The problem: Every line must be returned precisely as it is written.

-------- Exercise inputs --------

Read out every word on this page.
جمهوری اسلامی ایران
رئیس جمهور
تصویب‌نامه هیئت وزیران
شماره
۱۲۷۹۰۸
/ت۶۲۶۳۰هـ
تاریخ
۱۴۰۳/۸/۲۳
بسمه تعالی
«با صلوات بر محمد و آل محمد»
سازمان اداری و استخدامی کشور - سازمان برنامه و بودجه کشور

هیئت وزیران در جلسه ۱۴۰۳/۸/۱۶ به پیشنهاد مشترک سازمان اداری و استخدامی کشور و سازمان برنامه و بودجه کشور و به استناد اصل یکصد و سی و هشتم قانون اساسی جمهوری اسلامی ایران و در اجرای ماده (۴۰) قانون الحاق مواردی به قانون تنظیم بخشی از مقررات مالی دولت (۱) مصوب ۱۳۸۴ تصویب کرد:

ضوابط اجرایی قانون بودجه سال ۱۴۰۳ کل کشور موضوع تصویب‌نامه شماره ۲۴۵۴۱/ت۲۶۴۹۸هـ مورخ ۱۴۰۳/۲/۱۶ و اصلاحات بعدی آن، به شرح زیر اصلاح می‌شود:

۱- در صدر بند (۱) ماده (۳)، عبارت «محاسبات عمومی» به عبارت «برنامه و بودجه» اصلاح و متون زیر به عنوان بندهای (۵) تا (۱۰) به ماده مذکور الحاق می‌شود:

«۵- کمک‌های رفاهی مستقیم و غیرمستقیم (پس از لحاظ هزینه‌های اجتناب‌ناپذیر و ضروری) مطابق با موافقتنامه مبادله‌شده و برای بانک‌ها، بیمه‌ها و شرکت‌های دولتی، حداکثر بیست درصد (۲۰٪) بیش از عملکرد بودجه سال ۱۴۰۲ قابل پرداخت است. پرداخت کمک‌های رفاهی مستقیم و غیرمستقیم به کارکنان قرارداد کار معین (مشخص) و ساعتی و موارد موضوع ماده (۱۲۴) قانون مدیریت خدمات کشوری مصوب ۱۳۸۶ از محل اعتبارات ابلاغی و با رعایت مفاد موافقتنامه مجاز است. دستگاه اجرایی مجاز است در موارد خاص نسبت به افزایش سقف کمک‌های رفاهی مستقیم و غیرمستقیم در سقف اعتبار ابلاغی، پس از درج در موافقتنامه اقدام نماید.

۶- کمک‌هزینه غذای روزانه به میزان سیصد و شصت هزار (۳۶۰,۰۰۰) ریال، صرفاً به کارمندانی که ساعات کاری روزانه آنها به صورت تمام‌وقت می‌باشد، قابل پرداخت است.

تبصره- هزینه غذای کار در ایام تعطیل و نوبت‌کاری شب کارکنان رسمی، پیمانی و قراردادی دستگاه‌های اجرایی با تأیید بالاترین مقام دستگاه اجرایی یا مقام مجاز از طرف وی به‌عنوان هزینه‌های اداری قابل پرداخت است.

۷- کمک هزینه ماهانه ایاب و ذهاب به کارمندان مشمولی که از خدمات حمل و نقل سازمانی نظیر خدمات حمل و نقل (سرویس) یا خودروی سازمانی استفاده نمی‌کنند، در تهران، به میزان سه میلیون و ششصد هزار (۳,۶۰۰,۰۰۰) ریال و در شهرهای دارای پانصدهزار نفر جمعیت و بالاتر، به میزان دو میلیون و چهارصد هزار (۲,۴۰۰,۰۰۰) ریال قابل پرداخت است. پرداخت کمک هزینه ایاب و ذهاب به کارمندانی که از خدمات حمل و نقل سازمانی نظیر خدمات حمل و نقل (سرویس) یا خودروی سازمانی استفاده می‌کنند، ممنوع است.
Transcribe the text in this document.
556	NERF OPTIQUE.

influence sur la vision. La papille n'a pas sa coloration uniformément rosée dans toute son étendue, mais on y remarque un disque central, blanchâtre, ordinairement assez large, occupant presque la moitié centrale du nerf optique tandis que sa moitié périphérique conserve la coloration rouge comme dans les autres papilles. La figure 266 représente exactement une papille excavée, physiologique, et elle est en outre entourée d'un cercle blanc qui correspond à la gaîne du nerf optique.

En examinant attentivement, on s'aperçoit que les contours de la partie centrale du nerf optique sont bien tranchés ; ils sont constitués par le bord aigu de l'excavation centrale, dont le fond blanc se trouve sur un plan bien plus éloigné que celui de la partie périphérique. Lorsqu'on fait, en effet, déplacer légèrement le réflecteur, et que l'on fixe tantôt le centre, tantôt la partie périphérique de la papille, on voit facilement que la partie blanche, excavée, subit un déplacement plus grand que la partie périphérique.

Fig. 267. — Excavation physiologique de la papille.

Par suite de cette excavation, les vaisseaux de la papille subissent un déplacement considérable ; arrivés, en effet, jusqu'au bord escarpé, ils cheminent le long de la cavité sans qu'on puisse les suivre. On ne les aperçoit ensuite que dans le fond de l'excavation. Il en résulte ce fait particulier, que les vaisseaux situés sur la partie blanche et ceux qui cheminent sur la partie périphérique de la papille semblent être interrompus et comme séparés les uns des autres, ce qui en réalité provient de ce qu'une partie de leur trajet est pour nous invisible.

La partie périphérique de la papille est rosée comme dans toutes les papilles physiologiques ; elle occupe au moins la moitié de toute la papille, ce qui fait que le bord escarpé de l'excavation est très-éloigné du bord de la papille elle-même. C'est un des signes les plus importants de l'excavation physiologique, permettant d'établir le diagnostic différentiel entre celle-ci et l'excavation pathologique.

--------

Worked answer:
Read out every word on this page.
جمهوری اسلامی ایران
رئیس جمهور
تصویب‌نامه هیئت وزیران
شماره
۱۲۷۹۰۸
/ت۶۲۶۳۰هـ
تاریخ
۱۴۰۳/۸/۲۳
بسمه تعالی
«با صلوات بر محمد و آل محمد»
سازمان اداری و استخدامی کشور - سازمان برنامه و بودجه کشور

هیئت وزیران در جلسه ۱۴۰۳/۸/۱۶ به پیشنهاد مشترک سازمان اداری و استخدامی کشور و سازمان برنامه و بودجه کشور و به استناد اصل یکصد و سی و هشتم قانون اساسی جمهوری اسلامی ایران و در اجرای ماده (۴۰) قانون الحاق مواردی به قانون تنظیم بخشی از مقررات مالی دولت (۱) مصوب ۱۳۸۴ تصویب کرد:

ضوابط اجرایی قانون بودجه سال ۱۴۰۳ کل کشور موضوع تصویب‌نامه شماره ۲۴۵۴۱/ت۲۶۴۹۸هـ مورخ ۱۴۰۳/۲/۱۶ و اصلاحات بعدی آن، به شرح زیر اصلاح می‌شود:

۱- در صدر بند (۱) ماده (۳)، عبارت «محاسبات عمومی» به عبارت «برنامه و بودجه» اصلاح و متون زیر به عنوان بندهای (۵) تا (۱۰) به ماده مذکور الحاق می‌شود:

«۵- کمک‌های رفاهی مستقیم و غیرمستقیم (پس از لحاظ هزینه‌های اجتناب‌ناپذیر و ضروری) مطابق با موافقتنامه مبادله‌شده و برای بانک‌ها، بیمه‌ها و شرکت‌های دولتی، حداکثر بیست درصد (۲۰٪) بیش از عملکرد بودجه سال ۱۴۰۲ قابل پرداخت است. پرداخت کمک‌های رفاهی مستقیم و غیرمستقیم به کارکنان قرارداد کار معین (مشخص) و ساعتی و موارد موضوع ماده (۱۲۴) قانون مدیریت خدمات کشوری مصوب ۱۳۸۶ از محل اعتبارات ابلاغی و با رعایت مفاد موافقتنامه مجاز است. دستگاه اجرایی مجاز است در موارد خاص نسبت به افزایش سقف کمک‌های رفاهی مستقیم و غیرمستقیم در سقف اعتبار ابلاغی، پس از درج در موافقتنامه اقدام نماید.

۶- کمک‌هزینه غذای روزانه به میزان سیصد و شصت هزار (۳۶۰,۰۰۰) ریال، صرفاً به کارمندانی که ساعات کاری روزانه آنها به صورت تمام‌وقت می‌باشد، قابل پرداخت است.

تبصره- هزینه غذای کار در ایام تعطیل و نوبت‌کاری شب کارکنان رسمی، پیمانی و قراردادی دستگاه‌های اجرایی با تأیید بالاترین مقام دستگاه اجرایی یا مقام مجاز از طرف وی به‌عنوان هزینه‌های اداری قابل پرداخت است.

۷- کمک هزینه ماهانه ایاب و ذهاب به کارمندان مشمولی که از خدمات حمل و نقل سازمانی نظیر خدمات حمل و نقل (سرویس) یا خودروی سازمانی استفاده نمی‌کنند، در تهران، به میزان سه میلیون و ششصد هزار (۳,۶۰۰,۰۰۰) ریال و در شهرهای دارای پانصدهزار نفر جمعیت و بالاتر، به میزان دو میلیون و چهارصد هزار (۲,۴۰۰,۰۰۰) ریال قابل پرداخت است. پرداخت کمک هزینه ایاب و ذهاب به کارمندانی که از خدمات حمل و نقل سازمانی نظیر خدمات حمل و نقل (سرویس) یا خودروی سازمانی استفاده می‌کنند، ممنوع است.
Transcribe the text in this document.
556	NERF OPTIQUE.

influence sur la vision. La papille n'a pas sa coloration uniformément rosée dans toute son étendue, mais on y remarque un disque central, blanchâtre, ordinairement assez large, occupant presque la moitié centrale du nerf optique tandis que sa moitié périphérique conserve la coloration rouge comme dans les autres papilles. La figure 266 représente exactement une papille excavée, physiologique, et elle est en outre entourée d'un cercle blanc qui correspond à la gaîne du nerf optique.

En examinant attentivement, on s'aperçoit que les contours de la partie centrale du nerf optique sont bien tranchés ; ils sont constitués par le bord aigu de l'excavation centrale, dont le fond blanc se trouve sur un plan bien plus éloigné que celui de la partie périphérique. Lorsqu'on fait, en effet, déplacer légèrement le réflecteur, et que l'on fixe tantôt le centre, tantôt la partie périphérique de la papille, on voit facilement que la partie blanche, excavée, subit un déplacement plus grand que la partie périphérique.

Fig. 267. — Excavation physiologique de la papille.

Par suite de cette excavation, les vaisseaux de la papille subissent un déplacement considérable ; arrivés, en effet, jusqu'au bord escarpé, ils cheminent le long de la cavité sans qu'on puisse les suivre. On ne les aperçoit ensuite que dans le fond de l'excavation. Il en résulte ce fait particulier, que les vaisseaux situés sur la partie blanche et ceux qui cheminent sur la partie périphérique de la papille semblent être interrompus et comme séparés les uns des autres, ce qui en réalité provient de ce qu'une partie de leur trajet est pour nous invisible.

La partie périphérique de la papille est rosée comme dans toutes les papilles physiologiques ; elle occupe au moins la moitié de toute la papille, ce qui fait que le bord escarpé de l'excavation est très-éloigné du bord de la papille elle-même. C'est un des signes les plus importants de l'excavation physiologique, permettant d'établir le diagnostic différentiel entre celle-ci et l'excavation pathologique.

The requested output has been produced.